## Objective
Repeat all entries exactly.

Items listed in a dataset
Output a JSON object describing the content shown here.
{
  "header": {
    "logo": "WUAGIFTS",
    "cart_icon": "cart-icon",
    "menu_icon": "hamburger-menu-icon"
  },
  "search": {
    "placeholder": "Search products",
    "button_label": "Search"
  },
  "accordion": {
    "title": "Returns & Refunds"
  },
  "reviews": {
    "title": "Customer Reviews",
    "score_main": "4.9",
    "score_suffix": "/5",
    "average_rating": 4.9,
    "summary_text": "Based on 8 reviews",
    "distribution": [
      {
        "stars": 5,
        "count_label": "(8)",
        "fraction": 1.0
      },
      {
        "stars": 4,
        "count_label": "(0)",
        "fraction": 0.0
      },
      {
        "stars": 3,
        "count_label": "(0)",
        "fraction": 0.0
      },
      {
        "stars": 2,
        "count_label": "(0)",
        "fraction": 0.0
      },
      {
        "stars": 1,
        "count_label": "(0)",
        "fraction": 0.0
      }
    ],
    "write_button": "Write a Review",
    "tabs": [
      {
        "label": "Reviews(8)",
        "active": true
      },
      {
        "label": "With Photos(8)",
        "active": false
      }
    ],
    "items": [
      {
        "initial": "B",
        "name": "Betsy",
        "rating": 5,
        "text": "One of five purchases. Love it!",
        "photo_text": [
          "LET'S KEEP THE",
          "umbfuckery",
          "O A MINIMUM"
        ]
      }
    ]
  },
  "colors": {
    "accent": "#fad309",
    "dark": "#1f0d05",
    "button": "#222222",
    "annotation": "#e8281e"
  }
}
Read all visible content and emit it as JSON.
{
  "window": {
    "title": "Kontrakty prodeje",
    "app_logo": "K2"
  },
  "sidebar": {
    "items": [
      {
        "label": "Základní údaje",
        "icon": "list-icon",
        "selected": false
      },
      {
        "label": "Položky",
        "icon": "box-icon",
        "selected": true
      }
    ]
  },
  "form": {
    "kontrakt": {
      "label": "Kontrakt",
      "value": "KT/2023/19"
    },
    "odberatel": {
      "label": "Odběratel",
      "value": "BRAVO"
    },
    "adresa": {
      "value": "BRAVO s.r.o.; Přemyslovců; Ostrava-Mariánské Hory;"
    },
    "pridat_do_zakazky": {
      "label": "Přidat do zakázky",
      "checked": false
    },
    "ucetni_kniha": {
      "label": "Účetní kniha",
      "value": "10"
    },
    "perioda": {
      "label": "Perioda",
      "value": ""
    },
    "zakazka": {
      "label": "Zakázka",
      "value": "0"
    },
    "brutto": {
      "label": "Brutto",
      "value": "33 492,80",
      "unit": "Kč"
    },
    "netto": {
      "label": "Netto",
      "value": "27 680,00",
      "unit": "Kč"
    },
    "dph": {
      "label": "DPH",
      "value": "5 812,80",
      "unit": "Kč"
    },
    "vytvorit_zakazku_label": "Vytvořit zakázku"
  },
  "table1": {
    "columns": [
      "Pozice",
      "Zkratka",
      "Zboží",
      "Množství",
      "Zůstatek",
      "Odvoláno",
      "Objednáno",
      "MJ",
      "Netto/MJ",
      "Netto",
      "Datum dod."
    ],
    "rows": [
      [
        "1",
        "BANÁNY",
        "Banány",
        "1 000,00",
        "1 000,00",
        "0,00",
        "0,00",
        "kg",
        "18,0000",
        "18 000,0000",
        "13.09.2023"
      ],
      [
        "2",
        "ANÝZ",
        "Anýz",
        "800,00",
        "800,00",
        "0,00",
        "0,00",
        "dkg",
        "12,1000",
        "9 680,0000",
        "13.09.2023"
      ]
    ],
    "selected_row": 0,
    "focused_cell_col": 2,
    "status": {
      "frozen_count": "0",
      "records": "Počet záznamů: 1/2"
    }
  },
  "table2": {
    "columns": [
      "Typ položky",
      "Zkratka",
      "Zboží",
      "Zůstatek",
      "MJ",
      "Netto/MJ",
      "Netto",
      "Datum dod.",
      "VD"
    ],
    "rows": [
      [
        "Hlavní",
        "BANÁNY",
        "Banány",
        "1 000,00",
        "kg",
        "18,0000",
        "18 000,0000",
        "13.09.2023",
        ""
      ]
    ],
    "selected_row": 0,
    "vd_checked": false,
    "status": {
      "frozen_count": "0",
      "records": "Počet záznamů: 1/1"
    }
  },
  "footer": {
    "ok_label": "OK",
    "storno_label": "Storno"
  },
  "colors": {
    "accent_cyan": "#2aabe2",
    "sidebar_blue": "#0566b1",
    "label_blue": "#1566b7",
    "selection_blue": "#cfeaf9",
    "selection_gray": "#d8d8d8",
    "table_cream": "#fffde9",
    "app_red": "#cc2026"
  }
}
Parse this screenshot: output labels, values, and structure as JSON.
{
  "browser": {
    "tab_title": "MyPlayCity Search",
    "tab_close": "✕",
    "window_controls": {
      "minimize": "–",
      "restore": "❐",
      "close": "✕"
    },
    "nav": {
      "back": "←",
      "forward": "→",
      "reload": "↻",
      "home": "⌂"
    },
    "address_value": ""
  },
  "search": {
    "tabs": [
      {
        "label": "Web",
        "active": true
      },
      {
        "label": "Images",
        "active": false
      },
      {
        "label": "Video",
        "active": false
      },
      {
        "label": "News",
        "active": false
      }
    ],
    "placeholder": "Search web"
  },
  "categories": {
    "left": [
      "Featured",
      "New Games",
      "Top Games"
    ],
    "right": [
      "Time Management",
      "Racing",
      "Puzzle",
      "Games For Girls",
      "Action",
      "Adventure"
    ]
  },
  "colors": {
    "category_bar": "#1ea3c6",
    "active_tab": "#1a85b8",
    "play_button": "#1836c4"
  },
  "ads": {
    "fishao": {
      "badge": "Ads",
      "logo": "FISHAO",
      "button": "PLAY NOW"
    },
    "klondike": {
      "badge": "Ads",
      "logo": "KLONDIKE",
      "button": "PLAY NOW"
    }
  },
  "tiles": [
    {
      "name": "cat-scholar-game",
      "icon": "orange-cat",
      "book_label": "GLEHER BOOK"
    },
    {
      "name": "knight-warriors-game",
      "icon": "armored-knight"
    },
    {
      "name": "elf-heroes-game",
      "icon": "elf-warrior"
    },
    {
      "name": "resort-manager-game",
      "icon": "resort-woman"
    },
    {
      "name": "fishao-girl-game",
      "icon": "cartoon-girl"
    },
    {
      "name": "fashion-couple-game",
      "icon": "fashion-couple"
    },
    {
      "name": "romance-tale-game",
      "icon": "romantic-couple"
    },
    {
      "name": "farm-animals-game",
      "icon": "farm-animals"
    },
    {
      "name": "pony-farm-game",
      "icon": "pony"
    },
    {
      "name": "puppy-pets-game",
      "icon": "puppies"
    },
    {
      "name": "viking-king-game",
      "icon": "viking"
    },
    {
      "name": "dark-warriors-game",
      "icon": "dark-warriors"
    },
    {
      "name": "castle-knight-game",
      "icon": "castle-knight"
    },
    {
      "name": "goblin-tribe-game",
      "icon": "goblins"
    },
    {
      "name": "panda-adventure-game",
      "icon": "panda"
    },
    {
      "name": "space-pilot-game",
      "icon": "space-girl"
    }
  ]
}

## Result of this exercise
Output a JSON object describing the content shown here.
{
  "header": {
    "logo": "WUAGIFTS",
    "cart_icon": "cart-icon",
    "menu_icon": "hamburger-menu-icon"
  },
  "search": {
    "placeholder": "Search products",
    "button_label": "Search"
  },
  "accordion": {
    "title": "Returns & Refunds"
  },
  "reviews": {
    "title": "Customer Reviews",
    "score_main": "4.9",
    "score_suffix": "/5",
    "average_rating": 4.9,
    "summary_text": "Based on 8 reviews",
    "distribution": [
      {
        "stars": 5,
        "count_label": "(8)",
        "fraction": 1.0
      },
      {
        "stars": 4,
        "count_label": "(0)",
        "fraction": 0.0
      },
      {
        "stars": 3,
        "count_label": "(0)",
        "fraction": 0.0
      },
      {
        "stars": 2,
        "count_label": "(0)",
        "fraction": 0.0
      },
      {
        "stars": 1,
        "count_label": "(0)",
        "fraction": 0.0
      }
    ],
    "write_button": "Write a Review",
    "tabs": [
      {
        "label": "Reviews(8)",
        "active": true
      },
      {
        "label": "With Photos(8)",
        "active": false
      }
    ],
    "items": [
      {
        "initial": "B",
        "name": "Betsy",
        "rating": 5,
        "text": "One of five purchases. Love it!",
        "photo_text": [
          "LET'S KEEP THE",
          "umbfuckery",
          "O A MINIMUM"
        ]
      }
    ]
  },
  "colors": {
    "accent": "#fad309",
    "dark": "#1f0d05",
    "button": "#222222",
    "annotation": "#e8281e"
  }
}
Read all visible content and emit it as JSON.
{
  "window": {
    "title": "Kontrakty prodeje",
    "app_logo": "K2"
  },
  "sidebar": {
    "items": [
      {
        "label": "Základní údaje",
        "icon": "list-icon",
        "selected": false
      },
      {
        "label": "Položky",
        "icon": "box-icon",
        "selected": true
      }
    ]
  },
  "form": {
    "kontrakt": {
      "label": "Kontrakt",
      "value": "KT/2023/19"
    },
    "odberatel": {
      "label": "Odběratel",
      "value": "BRAVO"
    },
    "adresa": {
      "value": "BRAVO s.r.o.; Přemyslovců; Ostrava-Mariánské Hory;"
    },
    "pridat_do_zakazky": {
      "label": "Přidat do zakázky",
      "checked": false
    },
    "ucetni_kniha": {
      "label": "Účetní kniha",
      "value": "10"
    },
    "perioda": {
      "label": "Perioda",
      "value": ""
    },
    "zakazka": {
      "label": "Zakázka",
      "value": "0"
    },
    "brutto": {
      "label": "Brutto",
      "value": "33 492,80",
      "unit": "Kč"
    },
    "netto": {
      "label": "Netto",
      "value": "27 680,00",
      "unit": "Kč"
    },
    "dph": {
      "label": "DPH",
      "value": "5 812,80",
      "unit": "Kč"
    },
    "vytvorit_zakazku_label": "Vytvořit zakázku"
  },
  "table1": {
    "columns": [
      "Pozice",
      "Zkratka",
      "Zboží",
      "Množství",
      "Zůstatek",
      "Odvoláno",
      "Objednáno",
      "MJ",
      "Netto/MJ",
      "Netto",
      "Datum dod."
    ],
    "rows": [
      [
        "1",
        "BANÁNY",
        "Banány",
        "1 000,00",
        "1 000,00",
        "0,00",
        "0,00",
        "kg",
        "18,0000",
        "18 000,0000",
        "13.09.2023"
      ],
      [
        "2",
        "ANÝZ",
        "Anýz",
        "800,00",
        "800,00",
        "0,00",
        "0,00",
        "dkg",
        "12,1000",
        "9 680,0000",
        "13.09.2023"
      ]
    ],
    "selected_row": 0,
    "focused_cell_col": 2,
    "status": {
      "frozen_count": "0",
      "records": "Počet záznamů: 1/2"
    }
  },
  "table2": {
    "columns": [
      "Typ položky",
      "Zkratka",
      "Zboží",
      "Zůstatek",
      "MJ",
      "Netto/MJ",
      "Netto",
      "Datum dod.",
      "VD"
    ],
    "rows": [
      [
        "Hlavní",
        "BANÁNY",
        "Banány",
        "1 000,00",
        "kg",
        "18,0000",
        "18 000,0000",
        "13.09.2023",
        ""
      ]
    ],
    "selected_row": 0,
    "vd_checked": false,
    "status": {
      "frozen_count": "0",
      "records": "Počet záznamů: 1/1"
    }
  },
  "footer": {
    "ok_label": "OK",
    "storno_label": "Storno"
  },
  "colors": {
    "accent_cyan": "#2aabe2",
    "sidebar_blue": "#0566b1",
    "label_blue": "#1566b7",
    "selection_blue": "#cfeaf9",
    "selection_gray": "#d8d8d8",
    "table_cream": "#fffde9",
    "app_red": "#cc2026"
  }
}
Parse this screenshot: output labels, values, and structure as JSON.
{
  "browser": {
    "tab_title": "MyPlayCity Search",
    "tab_close": "✕",
    "window_controls": {
      "minimize": "–",
      "restore": "❐",
      "close": "✕"
    },
    "nav": {
      "back": "←",
      "forward": "→",
      "reload": "↻",
      "home": "⌂"
    },
    "address_value": ""
  },
  "search": {
    "tabs": [
      {
        "label": "Web",
        "active": true
      },
      {
        "label": "Images",
        "active": false
      },
      {
        "label": "Video",
        "active": false
      },
      {
        "label": "News",
        "active": false
      }
    ],
    "placeholder": "Search web"
  },
  "categories": {
    "left": [
      "Featured",
      "New Games",
      "Top Games"
    ],
    "right": [
      "Time Management",
      "Racing",
      "Puzzle",
      "Games For Girls",
      "Action",
      "Adventure"
    ]
  },
  "colors": {
    "category_bar": "#1ea3c6",
    "active_tab": "#1a85b8",
    "play_button": "#1836c4"
  },
  "ads": {
    "fishao": {
      "badge": "Ads",
      "logo": "FISHAO",
      "button": "PLAY NOW"
    },
    "klondike": {
      "badge": "Ads",
      "logo": "KLONDIKE",
      "button": "PLAY NOW"
    }
  },
  "tiles": [
    {
      "name": "cat-scholar-game",
      "icon": "orange-cat",
      "book_label": "GLEHER BOOK"
    },
    {
      "name": "knight-warriors-game",
      "icon": "armored-knight"
    },
    {
      "name": "elf-heroes-game",
      "icon": "elf-warrior"
    },
    {
      "name": "resort-manager-game",
      "icon": "resort-woman"
    },
    {
      "name": "fishao-girl-game",
      "icon": "cartoon-girl"
    },
    {
      "name": "fashion-couple-game",
      "icon": "fashion-couple"
    },
    {
      "name": "romance-tale-game",
      "icon": "romantic-couple"
    },
    {
      "name": "farm-animals-game",
      "icon": "farm-animals"
    },
    {
      "name": "pony-farm-game",
      "icon": "pony"
    },
    {
      "name": "puppy-pets-game",
      "icon": "puppies"
    },
    {
      "name": "viking-king-game",
      "icon": "viking"
    },
    {
      "name": "dark-warriors-game",
      "icon": "dark-warriors"
    },
    {
      "name": "castle-knight-game",
      "icon": "castle-knight"
    },
    {
      "name": "goblin-tribe-game",
      "icon": "goblins"
    },
    {
      "name": "panda-adventure-game",
      "icon": "panda"
    },
    {
      "name": "space-pilot-game",
      "icon": "space-girl"
    }
  ]
}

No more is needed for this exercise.